Give only the number of lines below that contain the word "model".
START GIVEN DATA
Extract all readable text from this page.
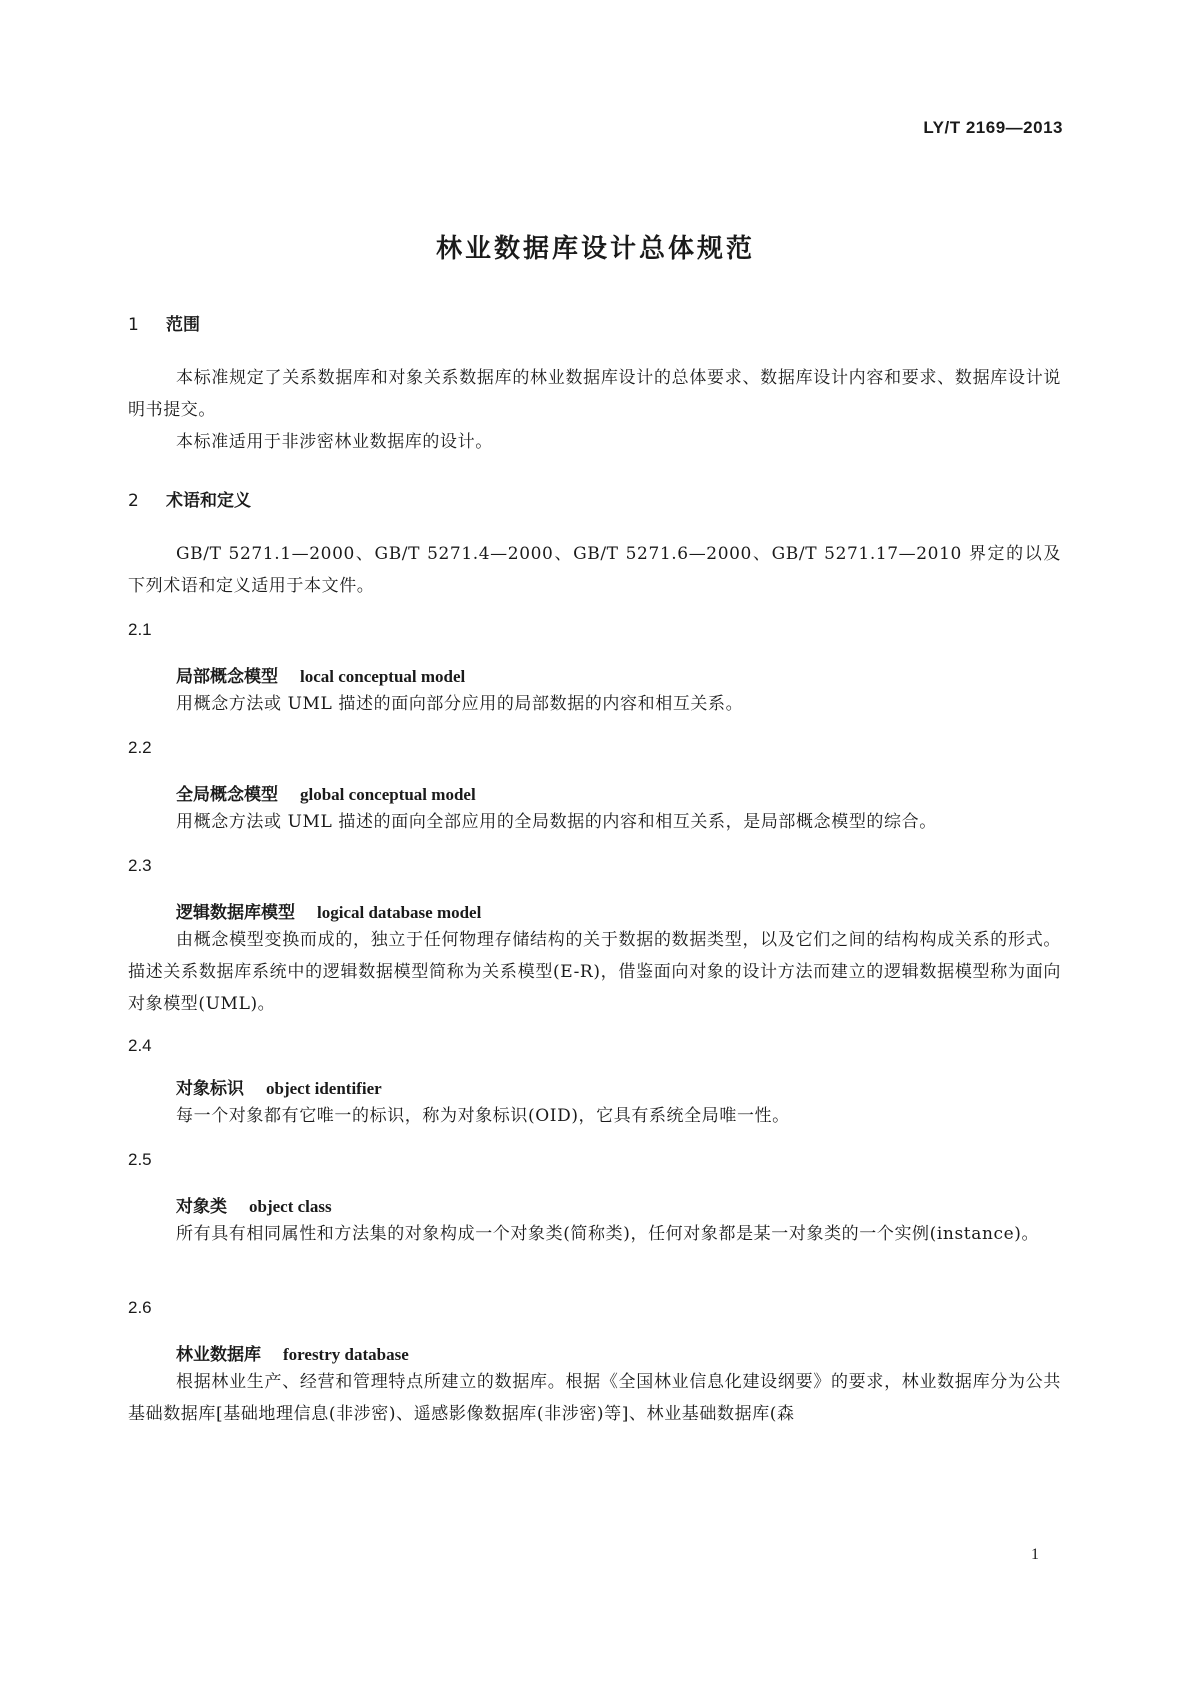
LY/T 2169—2013
林业数据库设计总体规范
1 范围
本标准规定了关系数据库和对象关系数据库的林业数据库设计的总体要求、数据库设计内容和要求、数据库设计说明书提交。
本标准适用于非涉密林业数据库的设计。
2 术语和定义
GB/T 5271.1—2000、GB/T 5271.4—2000、GB/T 5271.6—2000、GB/T 5271.17—2010 界定的以及下列术语和定义适用于本文件。
2.1
局部概念模型 local conceptual model
用概念方法或 UML 描述的面向部分应用的局部数据的内容和相互关系。
2.2
全局概念模型 global conceptual model
用概念方法或 UML 描述的面向全部应用的全局数据的内容和相互关系，是局部概念模型的综合。
2.3
逻辑数据库模型 logical database model
由概念模型变换而成的，独立于任何物理存储结构的关于数据的数据类型，以及它们之间的结构构成关系的形式。描述关系数据库系统中的逻辑数据模型简称为关系模型(E-R)，借鉴面向对象的设计方法而建立的逻辑数据模型称为面向对象模型(UML)。
2.4
对象标识 object identifier
每一个对象都有它唯一的标识，称为对象标识(OID)，它具有系统全局唯一性。
2.5
对象类 object class
所有具有相同属性和方法集的对象构成一个对象类(简称类)，任何对象都是某一对象类的一个实例(instance)。
2.6
林业数据库 forestry database
根据林业生产、经营和管理特点所建立的数据库。根据《全国林业信息化建设纲要》的要求，林业数据库分为公共基础数据库[基础地理信息(非涉密)、遥感影像数据库(非涉密)等]、林业基础数据库(森
1
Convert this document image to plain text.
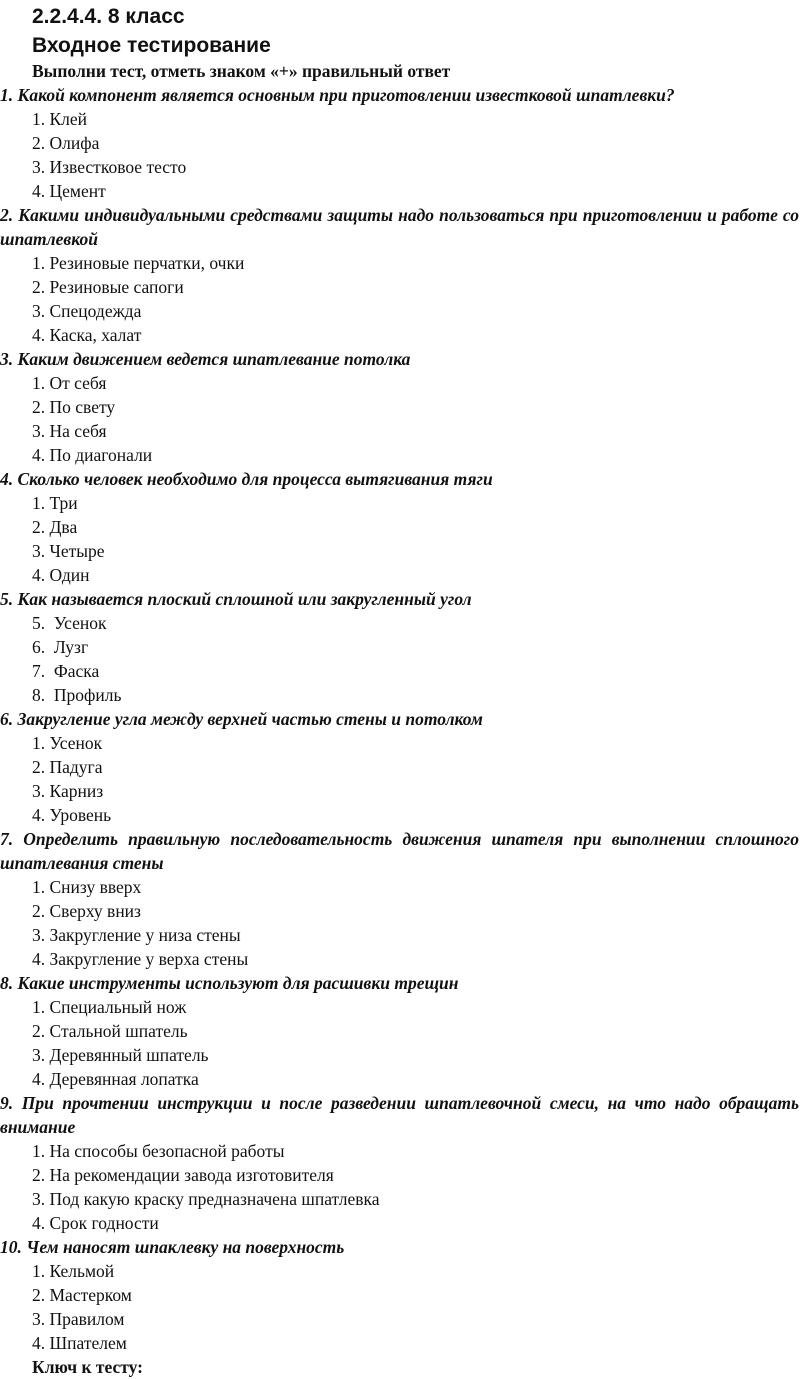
2.2.4.4. 8 класс
Входное тестирование

Выполни тест, отметь знаком «+» правильный ответ

1. Какой компонент является основным при приготовлении известковой шпатлевки?

1. Клей
2. Олифа
3. Известковое тесто
4. Цемент

2. Какими индивидуальными средствами защиты надо пользоваться при приготовлении и работе со шпатлевкой

1. Резиновые перчатки, очки
2. Резиновые сапоги
3. Спецодежда
4. Каска, халат

3. Каким движением ведется шпатлевание потолка

1. От себя
2. По свету
3. На себя
4. По диагонали

4. Сколько человек необходимо для процесса вытягивания тяги

1. Три
2. Два
3. Четыре
4. Один

5. Как называется плоский сплошной или закругленный угол

5.  Усенок
6.  Лузг
7.  Фаска
8.  Профиль

6. Закругление угла между верхней частью стены и потолком

1. Усенок
2. Падуга
3. Карниз
4. Уровень

7. Определить правильную последовательность движения шпателя при выполнении сплошного шпатлевания стены

1. Снизу вверх
2. Сверху вниз
3. Закругление у низа стены
4. Закругление у верха стены

8. Какие инструменты используют для расшивки трещин

1. Специальный нож
2. Стальной шпатель
3. Деревянный шпатель
4. Деревянная лопатка

9. При прочтении инструкции и после разведении шпатлевочной смеси, на что надо обращать внимание

1. На способы безопасной работы
2. На рекомендации завода изготовителя
3. Под какую краску предназначена шпатлевка
4. Срок годности

10. Чем наносят шпаклевку на поверхность

1. Кельмой
2. Мастерком
3. Правилом
4. Шпателем

Ключ к тесту:
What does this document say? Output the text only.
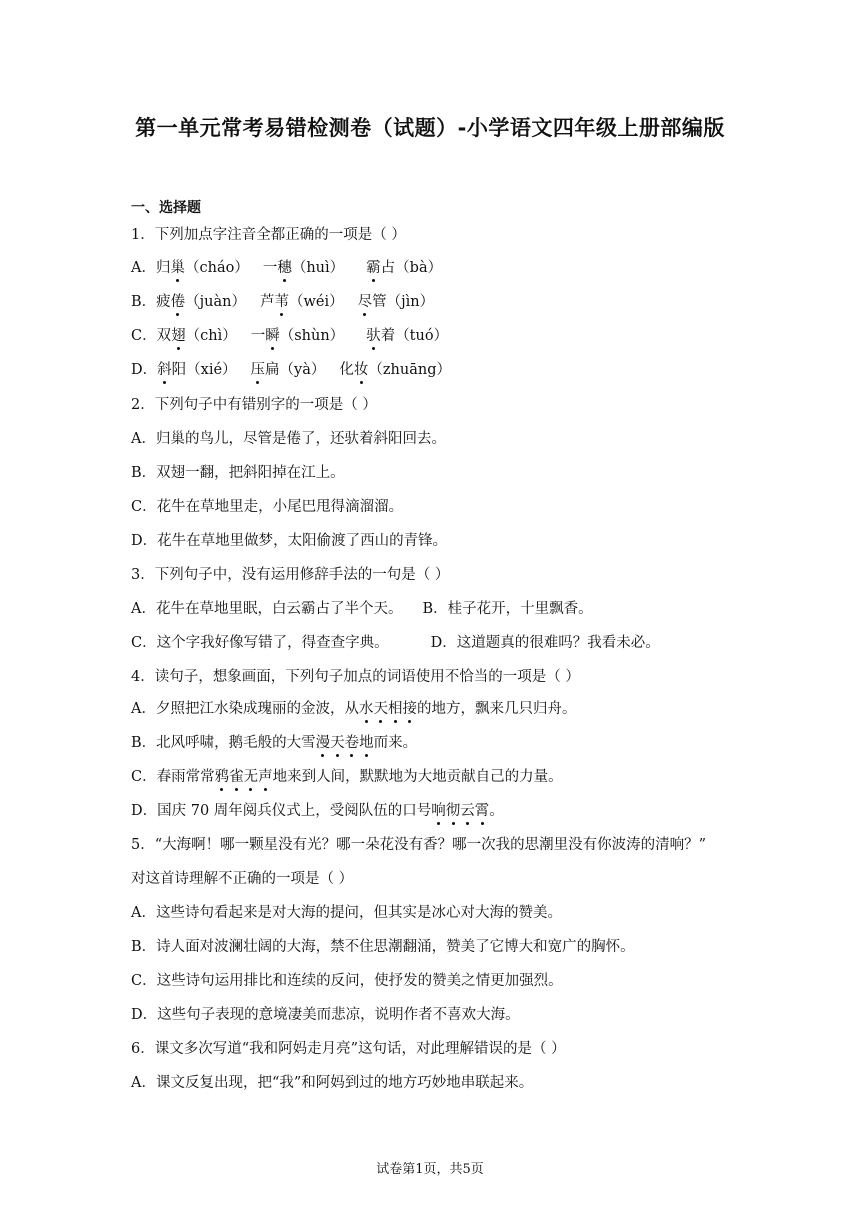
第一单元常考易错检测卷（试题）-小学语文四年级上册部编版
一、选择题
1．下列加点字注音全都正确的一项是（ ）
A．归巢（cháo） 一穗（huì） 霸占（bà）
B．疲倦（juàn） 芦苇（wéi） 尽管（jìn）
C．双翅（chì） 一瞬（shùn） 驮着（tuó）
D．斜阳（xié） 压扁（yà） 化妆（zhuāng）
2．下列句子中有错别字的一项是（ ）
A．归巢的鸟儿，尽管是倦了，还驮着斜阳回去。
B．双翅一翻，把斜阳掉在江上。
C．花牛在草地里走，小尾巴甩得滴溜溜。
D．花牛在草地里做梦，太阳偷渡了西山的青锋。
3．下列句子中，没有运用修辞手法的一句是（ ）
A．花牛在草地里眠，白云霸占了半个天。 B．桂子花开，十里飘香。
C．这个字我好像写错了，得查查字典。	D．这道题真的很难吗？我看未必。
4．读句子，想象画面，下列句子加点的词语使用不恰当的一项是（ ）
A．夕照把江水染成瑰丽的金波，从水天相接的地方，飘来几只归舟。
B．北风呼啸，鹅毛般的大雪漫天卷地而来。
C．春雨常常鸦雀无声地来到人间，默默地为大地贡献自己的力量。
D．国庆 70 周年阅兵仪式上，受阅队伍的口号响彻云霄。
5．“大海啊！哪一颗星没有光？哪一朵花没有香？哪一次我的思潮里没有你波涛的清响？”
对这首诗理解不正确的一项是（ ）
A．这些诗句看起来是对大海的提问，但其实是冰心对大海的赞美。
B．诗人面对波澜壮阔的大海，禁不住思潮翻涌，赞美了它博大和宽广的胸怀。
C．这些诗句运用排比和连续的反问，使抒发的赞美之情更加强烈。
D．这些句子表现的意境凄美而悲凉，说明作者不喜欢大海。
6．课文多次写道“我和阿妈走月亮”这句话，对此理解错误的是（ ）
A．课文反复出现，把“我”和阿妈到过的地方巧妙地串联起来。
试卷第1页，共5页
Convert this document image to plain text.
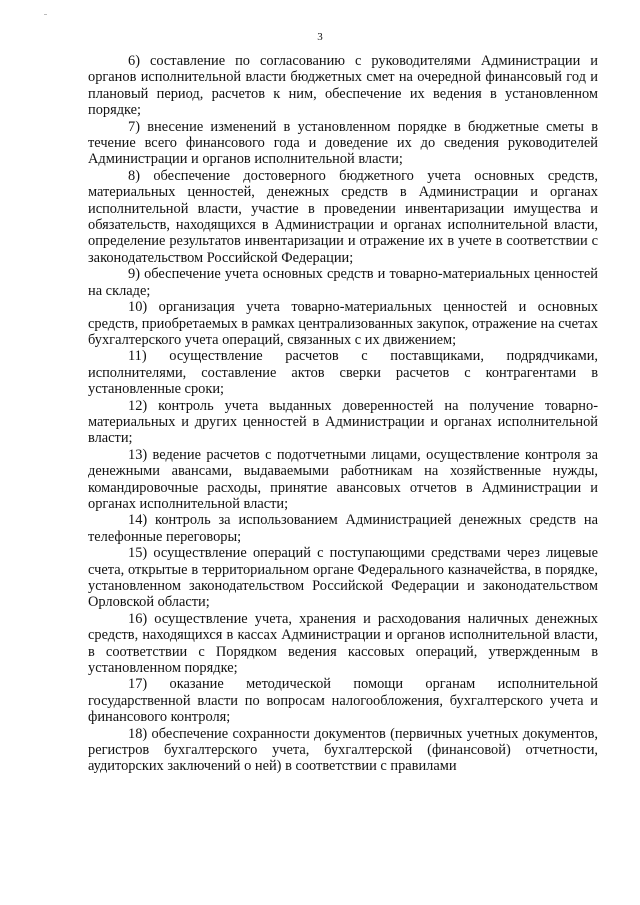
3

6) составление по согласованию с руководителями Администрации и органов исполнительной власти бюджетных смет на очередной финансовый год и плановый период, расчетов к ним, обеспечение их ведения в установленном порядке;

7) внесение изменений в установленном порядке в бюджетные сметы в течение всего финансового года и доведение их до сведения руководителей Администрации и органов исполнительной власти;

8) обеспечение достоверного бюджетного учета основных средств, материальных ценностей, денежных средств в Администрации и органах исполнительной власти, участие в проведении инвентаризации имущества и обязательств, находящихся в Администрации и органах исполнительной власти, определение результатов инвентаризации и отражение их в учете в соответствии с законодательством Российской Федерации;

9) обеспечение учета основных средств и товарно-материальных ценностей на складе;

10) организация учета товарно-материальных ценностей и основных средств, приобретаемых в рамках централизованных закупок, отражение на счетах бухгалтерского учета операций, связанных с их движением;

11) осуществление расчетов с поставщиками, подрядчиками, исполнителями, составление актов сверки расчетов с контрагентами в установленные сроки;

12) контроль учета выданных доверенностей на получение товарно-материальных и других ценностей в Администрации и органах исполнительной власти;

13) ведение расчетов с подотчетными лицами, осуществление контроля за денежными авансами, выдаваемыми работникам на хозяйственные нужды, командировочные расходы, принятие авансовых отчетов в Администрации и органах исполнительной власти;

14) контроль за использованием Администрацией денежных средств на телефонные переговоры;

15) осуществление операций с поступающими средствами через лицевые счета, открытые в территориальном органе Федерального казначейства, в порядке, установленном законодательством Российской Федерации и законодательством Орловской области;

16) осуществление учета, хранения и расходования наличных денежных средств, находящихся в кассах Администрации и органов исполнительной власти, в соответствии с Порядком ведения кассовых операций, утвержденным в установленном порядке;

17) оказание методической помощи органам исполнительной государственной власти по вопросам налогообложения, бухгалтерского учета и финансового контроля;

18) обеспечение сохранности документов (первичных учетных документов, регистров бухгалтерского учета, бухгалтерской (финансовой) отчетности, аудиторских заключений о ней) в соответствии с правилами
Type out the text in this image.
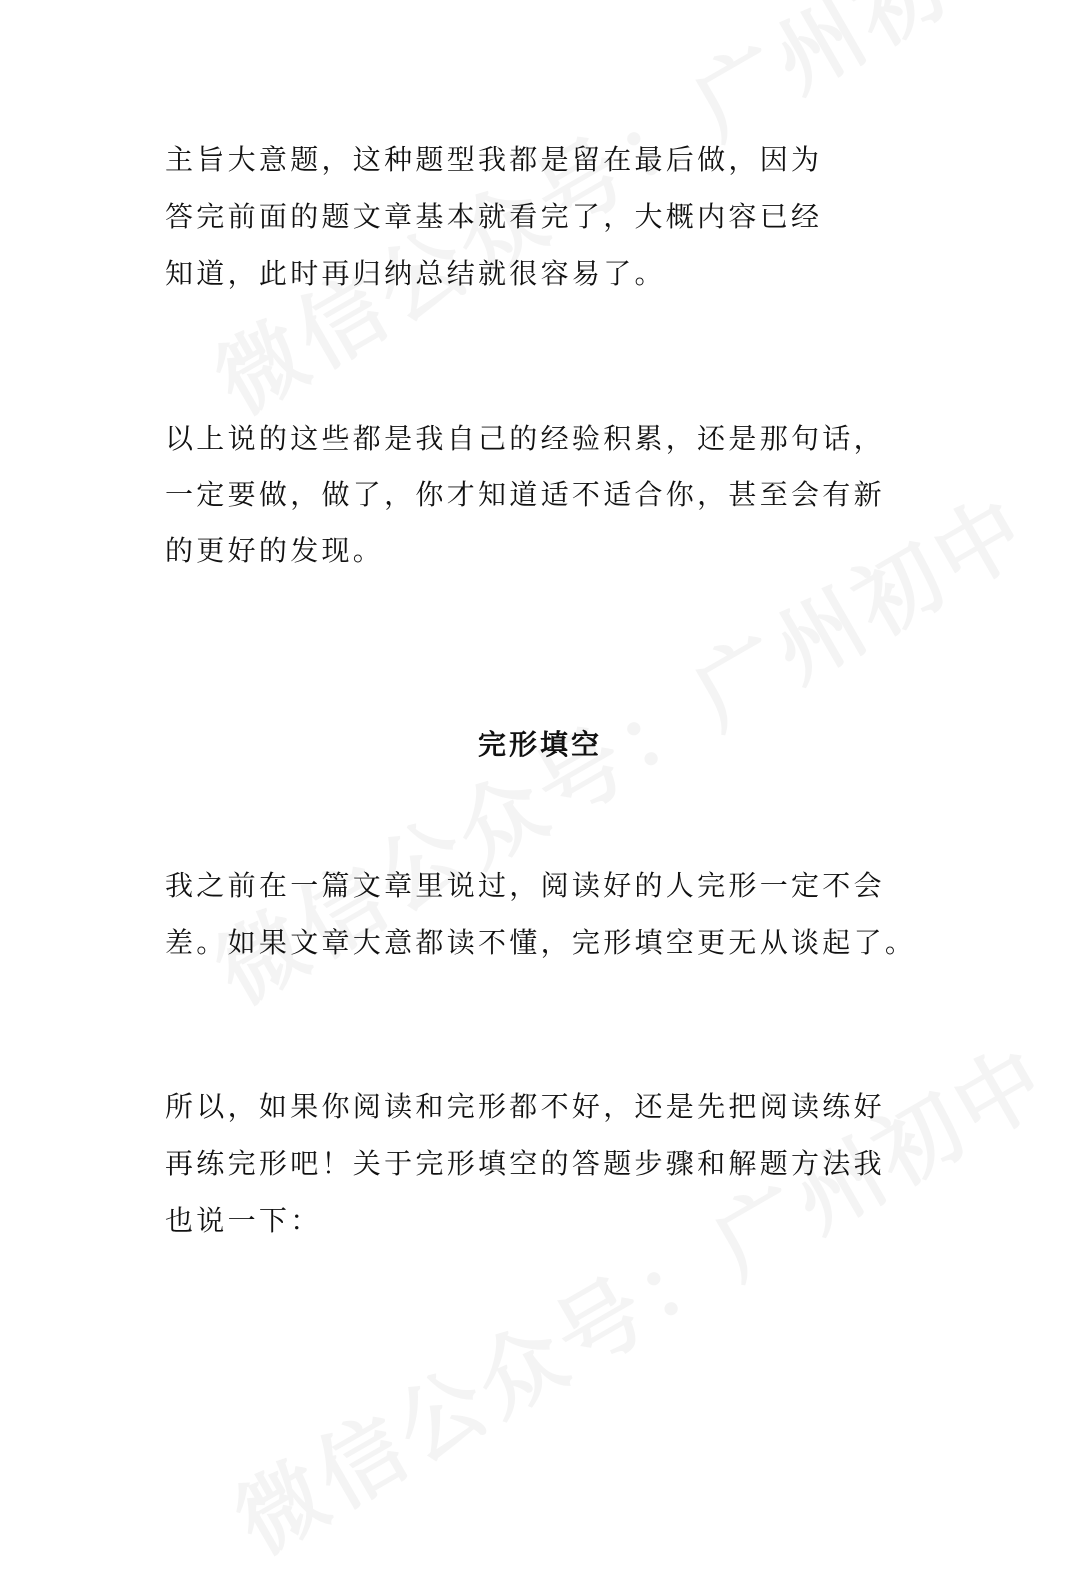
主旨大意题，这种题型我都是留在最后做，因为
答完前面的题文章基本就看完了，大概内容已经
知道，此时再归纳总结就很容易了。

以上说的这些都是我自己的经验积累，还是那句话，
一定要做，做了，你才知道适不适合你，甚至会有新
的更好的发现。

完形填空

我之前在一篇文章里说过，阅读好的人完形一定不会
差。如果文章大意都读不懂，完形填空更无从谈起了。

所以，如果你阅读和完形都不好，还是先把阅读练好
再练完形吧！关于完形填空的答题步骤和解题方法我
也说一下：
END GIVEN DATA
FINAL RESULT => 3